**INPUT:**
········

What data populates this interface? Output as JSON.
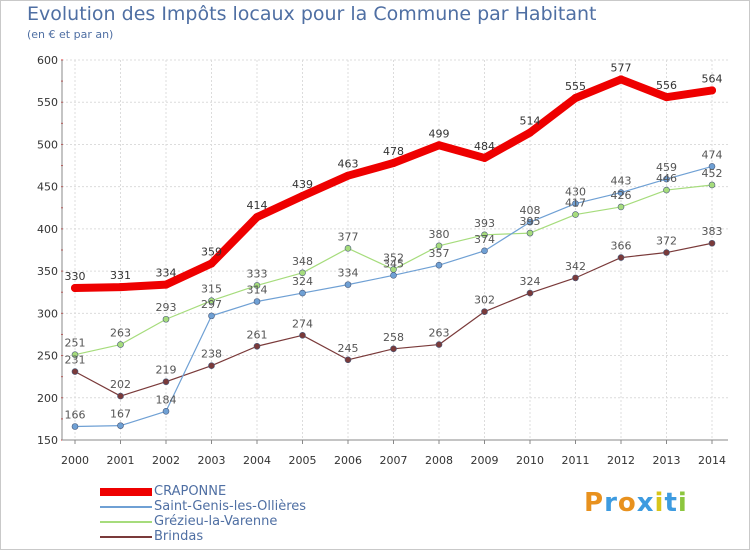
{
  "title": "Evolution des Impôts locaux pour la Commune par Habitant",
  "subtitle": "(en € et par an)",
  "logo": {
    "text": "Proxiti",
    "colors": [
      "#e8911e",
      "#3d9be0",
      "#e8911e",
      "#3d9be0",
      "#d8c51a",
      "#3d9be0",
      "#8cc63e"
    ]
  },
  "chart_data": {
    "type": "line",
    "title": "Evolution des Impôts locaux pour la Commune par Habitant",
    "subtitle": "(en € et par an)",
    "xlabel": "",
    "ylabel": "",
    "ylim": [
      150,
      600
    ],
    "yticks": [
      150,
      200,
      250,
      300,
      350,
      400,
      450,
      500,
      550,
      600
    ],
    "grid": true,
    "legend_position": "bottom-left",
    "categories": [
      "2000",
      "2001",
      "2002",
      "2003",
      "2004",
      "2005",
      "2006",
      "2007",
      "2008",
      "2009",
      "2010",
      "2011",
      "2012",
      "2013",
      "2014"
    ],
    "series": [
      {
        "name": "CRAPONNE",
        "color": "#ee0000",
        "values": [
          330,
          331,
          334,
          359,
          414,
          439,
          463,
          478,
          499,
          484,
          514,
          555,
          577,
          556,
          564
        ]
      },
      {
        "name": "Saint-Genis-les-Ollières",
        "color": "#6fa0d4",
        "values": [
          166,
          167,
          184,
          297,
          314,
          324,
          334,
          345,
          357,
          374,
          408,
          430,
          443,
          459,
          474
        ]
      },
      {
        "name": "Grézieu-la-Varenne",
        "color": "#a6dc7c",
        "values": [
          251,
          263,
          293,
          315,
          333,
          348,
          377,
          352,
          380,
          393,
          395,
          417,
          426,
          446,
          452
        ]
      },
      {
        "name": "Brindas",
        "color": "#7a3a3a",
        "values": [
          231,
          202,
          219,
          238,
          261,
          274,
          245,
          258,
          263,
          302,
          324,
          342,
          366,
          372,
          383
        ]
      }
    ]
  }
}
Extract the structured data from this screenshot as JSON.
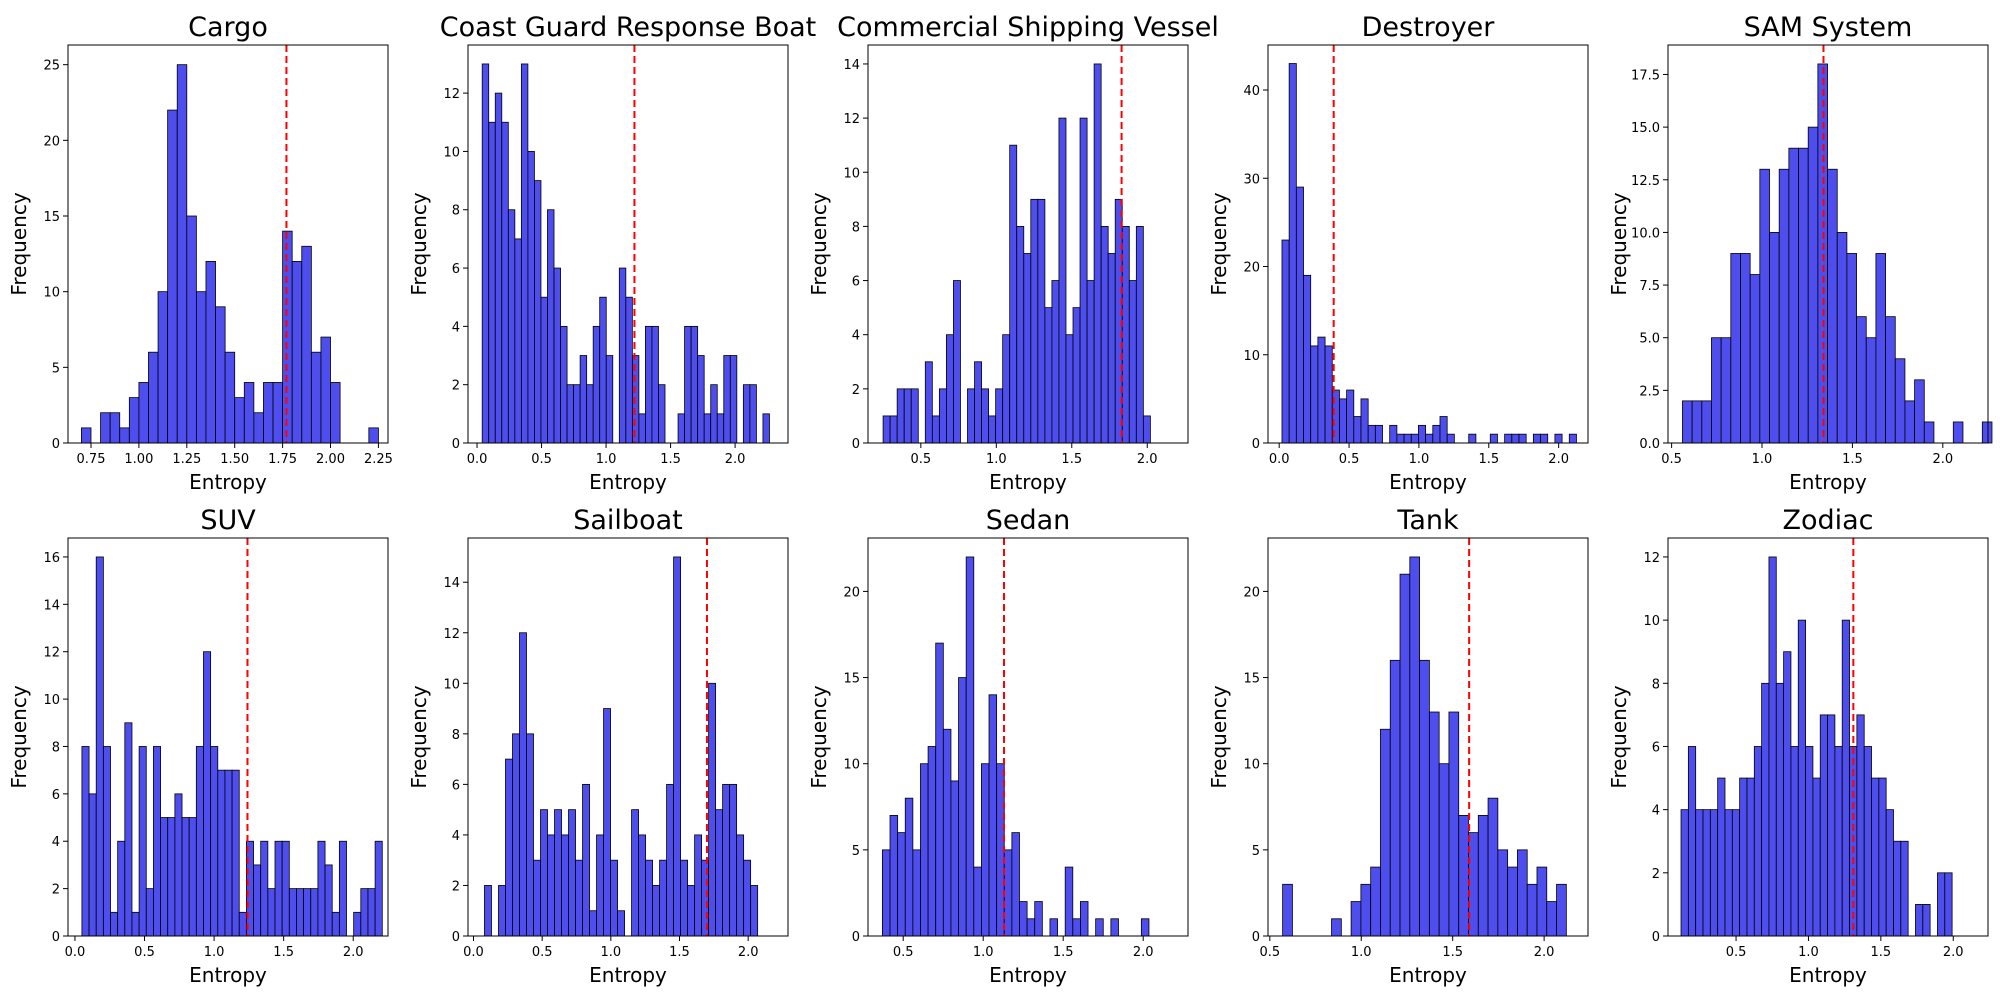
{
  "chart_data": [
    {
      "type": "histogram",
      "title": "Cargo",
      "xlabel": "Entropy",
      "ylabel": "Frequency",
      "xlim": [
        0.63,
        2.3
      ],
      "ylim": [
        0,
        26.3
      ],
      "xticks": [
        "0.75",
        "1.00",
        "1.25",
        "1.50",
        "1.75",
        "2.00",
        "2.25"
      ],
      "yticks": [
        "0",
        "5",
        "10",
        "15",
        "20",
        "25"
      ],
      "bin_start": 0.7,
      "bin_width": 0.05,
      "counts": [
        1,
        0,
        2,
        2,
        1,
        3,
        4,
        6,
        10,
        22,
        25,
        15,
        10,
        12,
        9,
        6,
        3,
        4,
        2,
        4,
        4,
        14,
        12,
        13,
        6,
        7,
        4,
        0,
        0,
        0,
        1
      ],
      "threshold": 1.77,
      "color": "#4444ee",
      "threshold_color": "#ff0000"
    },
    {
      "type": "histogram",
      "title": "Coast Guard Response Boat",
      "xlabel": "Entropy",
      "ylabel": "Frequency",
      "xlim": [
        -0.07,
        2.41
      ],
      "ylim": [
        0,
        13.65
      ],
      "xticks": [
        "0.0",
        "0.5",
        "1.0",
        "1.5",
        "2.0"
      ],
      "yticks": [
        "0",
        "2",
        "4",
        "6",
        "8",
        "10",
        "12"
      ],
      "bin_start": 0.04,
      "bin_width": 0.0506,
      "counts": [
        13,
        11,
        12,
        11,
        8,
        7,
        13,
        10,
        9,
        5,
        8,
        6,
        4,
        2,
        2,
        3,
        2,
        4,
        5,
        3,
        0,
        6,
        5,
        3,
        1,
        4,
        4,
        2,
        0,
        0,
        1,
        4,
        4,
        3,
        1,
        2,
        1,
        3,
        3,
        0,
        2,
        2,
        0,
        1
      ],
      "threshold": 1.22,
      "color": "#4444ee",
      "threshold_color": "#ff0000"
    },
    {
      "type": "histogram",
      "title": "Commercial Shipping Vessel",
      "xlabel": "Entropy",
      "ylabel": "Frequency",
      "xlim": [
        0.15,
        2.27
      ],
      "ylim": [
        0,
        14.7
      ],
      "xticks": [
        "0.5",
        "1.0",
        "1.5",
        "2.0"
      ],
      "yticks": [
        "0",
        "2",
        "4",
        "6",
        "8",
        "10",
        "12",
        "14"
      ],
      "bin_start": 0.25,
      "bin_width": 0.0466,
      "counts": [
        1,
        1,
        2,
        2,
        2,
        0,
        3,
        1,
        2,
        4,
        6,
        0,
        2,
        3,
        2,
        1,
        2,
        4,
        11,
        8,
        7,
        9,
        9,
        5,
        6,
        12,
        4,
        5,
        12,
        6,
        14,
        8,
        7,
        9,
        8,
        6,
        8,
        1
      ],
      "threshold": 1.83,
      "color": "#4444ee",
      "threshold_color": "#ff0000"
    },
    {
      "type": "histogram",
      "title": "Destroyer",
      "xlabel": "Entropy",
      "ylabel": "Frequency",
      "xlim": [
        -0.08,
        2.21
      ],
      "ylim": [
        0,
        45.1
      ],
      "xticks": [
        "0.0",
        "0.5",
        "1.0",
        "1.5",
        "2.0"
      ],
      "yticks": [
        "0",
        "10",
        "20",
        "30",
        "40"
      ],
      "bin_start": 0.02,
      "bin_width": 0.0514,
      "counts": [
        23,
        43,
        29,
        19,
        11,
        12,
        11,
        6,
        5,
        6,
        3,
        5,
        2,
        2,
        0,
        2,
        1,
        1,
        1,
        2,
        1,
        2,
        3,
        1,
        0,
        0,
        1,
        0,
        0,
        1,
        0,
        1,
        1,
        1,
        0,
        1,
        1,
        0,
        1,
        0,
        1
      ],
      "threshold": 0.39,
      "color": "#4444ee",
      "threshold_color": "#ff0000"
    },
    {
      "type": "histogram",
      "title": "SAM System",
      "xlabel": "Entropy",
      "ylabel": "Frequency",
      "xlim": [
        0.48,
        2.25
      ],
      "ylim": [
        0,
        18.9
      ],
      "xticks": [
        "0.5",
        "1.0",
        "1.5",
        "2.0"
      ],
      "yticks": [
        "0.0",
        "2.5",
        "5.0",
        "7.5",
        "10.0",
        "12.5",
        "15.0",
        "17.5"
      ],
      "bin_start": 0.56,
      "bin_width": 0.0535,
      "counts": [
        2,
        2,
        2,
        5,
        5,
        9,
        9,
        8,
        13,
        10,
        13,
        14,
        14,
        15,
        18,
        13,
        10,
        9,
        6,
        5,
        9,
        6,
        4,
        2,
        3,
        1,
        0,
        0,
        1,
        0,
        0,
        1
      ],
      "threshold": 1.34,
      "color": "#4444ee",
      "threshold_color": "#ff0000"
    },
    {
      "type": "histogram",
      "title": "SUV",
      "xlabel": "Entropy",
      "ylabel": "Frequency",
      "xlim": [
        -0.05,
        2.25
      ],
      "ylim": [
        0,
        16.8
      ],
      "xticks": [
        "0.0",
        "0.5",
        "1.0",
        "1.5",
        "2.0"
      ],
      "yticks": [
        "0",
        "2",
        "4",
        "6",
        "8",
        "10",
        "12",
        "14",
        "16"
      ],
      "bin_start": 0.05,
      "bin_width": 0.0514,
      "counts": [
        8,
        6,
        16,
        8,
        1,
        4,
        9,
        1,
        8,
        2,
        8,
        5,
        5,
        6,
        5,
        5,
        8,
        12,
        8,
        7,
        7,
        7,
        1,
        4,
        3,
        4,
        2,
        4,
        4,
        2,
        2,
        2,
        2,
        4,
        3,
        1,
        4,
        0,
        1,
        2,
        2,
        4
      ],
      "threshold": 1.24,
      "color": "#4444ee",
      "threshold_color": "#ff0000"
    },
    {
      "type": "histogram",
      "title": "Sailboat",
      "xlabel": "Entropy",
      "ylabel": "Frequency",
      "xlim": [
        -0.04,
        2.29
      ],
      "ylim": [
        0,
        15.75
      ],
      "xticks": [
        "0.0",
        "0.5",
        "1.0",
        "1.5",
        "2.0"
      ],
      "yticks": [
        "0",
        "2",
        "4",
        "6",
        "8",
        "10",
        "12",
        "14"
      ],
      "bin_start": 0.08,
      "bin_width": 0.051,
      "counts": [
        2,
        0,
        2,
        7,
        8,
        12,
        8,
        3,
        5,
        4,
        5,
        4,
        5,
        3,
        6,
        1,
        4,
        9,
        3,
        1,
        0,
        5,
        4,
        3,
        2,
        3,
        6,
        15,
        3,
        2,
        4,
        3,
        10,
        5,
        6,
        6,
        4,
        3,
        2
      ],
      "threshold": 1.7,
      "color": "#4444ee",
      "threshold_color": "#ff0000"
    },
    {
      "type": "histogram",
      "title": "Sedan",
      "xlabel": "Entropy",
      "ylabel": "Frequency",
      "xlim": [
        0.28,
        2.28
      ],
      "ylim": [
        0,
        23.1
      ],
      "xticks": [
        "0.5",
        "1.0",
        "1.5",
        "2.0"
      ],
      "yticks": [
        "0",
        "5",
        "10",
        "15",
        "20"
      ],
      "bin_start": 0.37,
      "bin_width": 0.0476,
      "counts": [
        5,
        7,
        6,
        8,
        5,
        10,
        11,
        17,
        12,
        9,
        15,
        22,
        4,
        10,
        14,
        10,
        5,
        6,
        2,
        1,
        2,
        0,
        1,
        0,
        4,
        1,
        2,
        0,
        1,
        0,
        1,
        0,
        0,
        0,
        1
      ],
      "threshold": 1.13,
      "color": "#4444ee",
      "threshold_color": "#ff0000"
    },
    {
      "type": "histogram",
      "title": "Tank",
      "xlabel": "Entropy",
      "ylabel": "Frequency",
      "xlim": [
        0.49,
        2.24
      ],
      "ylim": [
        0,
        23.1
      ],
      "xticks": [
        "0.5",
        "1.0",
        "1.5",
        "2.0"
      ],
      "yticks": [
        "0",
        "5",
        "10",
        "15",
        "20"
      ],
      "bin_start": 0.57,
      "bin_width": 0.0535,
      "counts": [
        3,
        0,
        0,
        0,
        0,
        1,
        0,
        2,
        3,
        4,
        12,
        16,
        21,
        22,
        16,
        13,
        10,
        13,
        7,
        6,
        7,
        8,
        5,
        4,
        5,
        3,
        4,
        2,
        3
      ],
      "threshold": 1.59,
      "color": "#4444ee",
      "threshold_color": "#ff0000"
    },
    {
      "type": "histogram",
      "title": "Zodiac",
      "xlabel": "Entropy",
      "ylabel": "Frequency",
      "xlim": [
        0.03,
        2.24
      ],
      "ylim": [
        0,
        12.6
      ],
      "xticks": [
        "0.5",
        "1.0",
        "1.5",
        "2.0"
      ],
      "yticks": [
        "0",
        "2",
        "4",
        "6",
        "8",
        "10",
        "12"
      ],
      "bin_start": 0.12,
      "bin_width": 0.0506,
      "counts": [
        4,
        6,
        4,
        4,
        4,
        5,
        4,
        4,
        5,
        5,
        6,
        8,
        12,
        8,
        9,
        6,
        10,
        6,
        5,
        7,
        7,
        6,
        10,
        6,
        7,
        6,
        5,
        5,
        4,
        3,
        3,
        0,
        1,
        1,
        0,
        2,
        2
      ],
      "threshold": 1.31,
      "color": "#4444ee",
      "threshold_color": "#ff0000"
    }
  ]
}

········

**OBJECTIVE:** Return the lines of the records that include the string "JSON".

**RESPONSE TO THIS EXERCISE:**
What data populates this interface? Output as JSON.
Extract the structured data from this screenshot as JSON.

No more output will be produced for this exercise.